### The task
Pull every line that holds the word "называется" from the entries.
— begin —
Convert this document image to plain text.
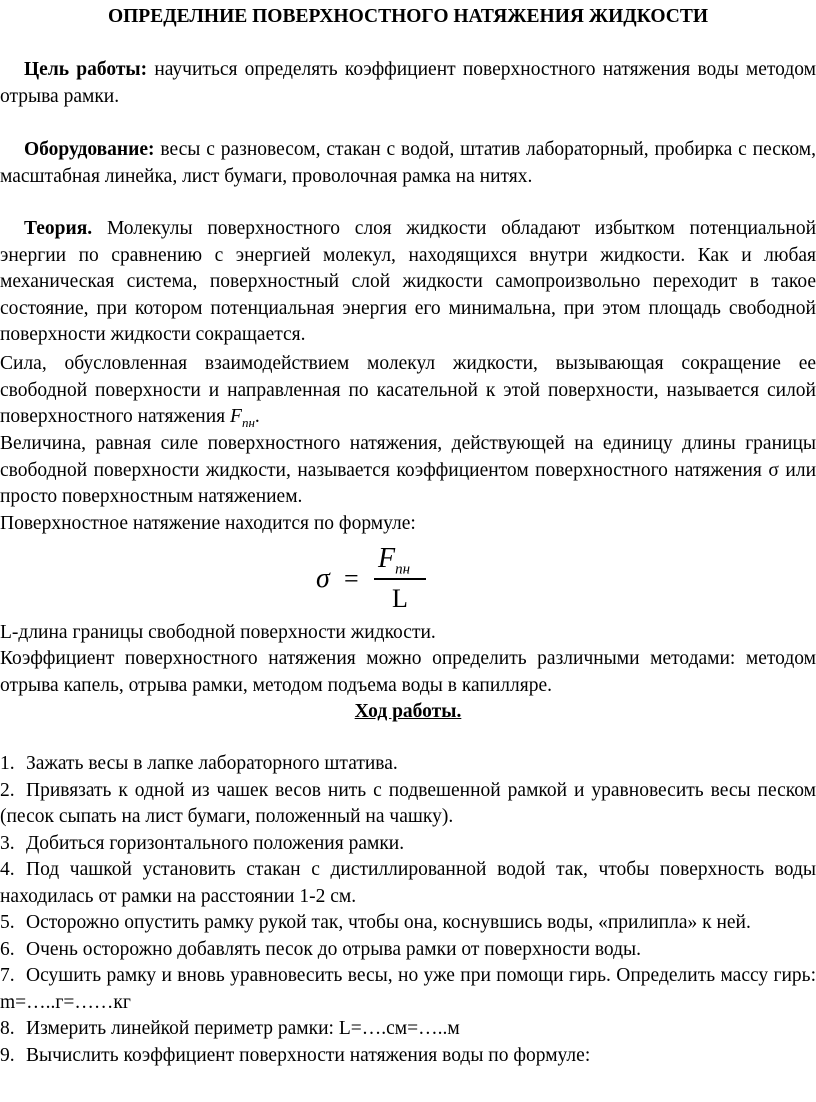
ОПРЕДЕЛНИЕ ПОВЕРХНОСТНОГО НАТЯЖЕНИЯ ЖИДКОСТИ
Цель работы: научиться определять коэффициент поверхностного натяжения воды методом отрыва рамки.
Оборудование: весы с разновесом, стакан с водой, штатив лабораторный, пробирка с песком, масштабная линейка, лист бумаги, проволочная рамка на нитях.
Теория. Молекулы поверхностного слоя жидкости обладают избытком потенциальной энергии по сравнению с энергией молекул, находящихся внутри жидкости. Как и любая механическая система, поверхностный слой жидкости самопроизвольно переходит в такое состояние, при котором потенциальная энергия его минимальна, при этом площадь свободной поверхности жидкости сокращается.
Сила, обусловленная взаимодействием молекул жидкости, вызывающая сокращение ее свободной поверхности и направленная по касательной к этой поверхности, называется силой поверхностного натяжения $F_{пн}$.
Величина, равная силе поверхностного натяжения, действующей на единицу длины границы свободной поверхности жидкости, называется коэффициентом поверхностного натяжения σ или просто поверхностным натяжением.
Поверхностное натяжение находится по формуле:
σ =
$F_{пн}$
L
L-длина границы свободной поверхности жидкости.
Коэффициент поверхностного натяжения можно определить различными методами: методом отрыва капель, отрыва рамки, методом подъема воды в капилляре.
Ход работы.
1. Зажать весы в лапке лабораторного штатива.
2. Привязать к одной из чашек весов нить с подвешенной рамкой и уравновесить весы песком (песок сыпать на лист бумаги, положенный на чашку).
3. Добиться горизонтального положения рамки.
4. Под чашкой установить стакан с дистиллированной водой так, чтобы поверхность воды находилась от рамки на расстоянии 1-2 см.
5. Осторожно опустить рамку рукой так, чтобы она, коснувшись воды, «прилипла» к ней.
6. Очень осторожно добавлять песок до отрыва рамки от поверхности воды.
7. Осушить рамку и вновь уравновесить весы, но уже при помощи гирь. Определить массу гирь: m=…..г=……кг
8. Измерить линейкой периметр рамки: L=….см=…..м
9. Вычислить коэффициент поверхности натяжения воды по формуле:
— end —
### Answer for the task
Сила, обусловленная взаимодействием молекул жидкости, вызывающая сокращение ее свободной поверхности и направленная по касательной к этой поверхности, называется силой поверхностного натяжения $F_{пн}$.
Величина, равная силе поверхностного натяжения, действующей на единицу длины границы свободной поверхности жидкости, называется коэффициентом поверхностного натяжения σ или просто поверхностным натяжением.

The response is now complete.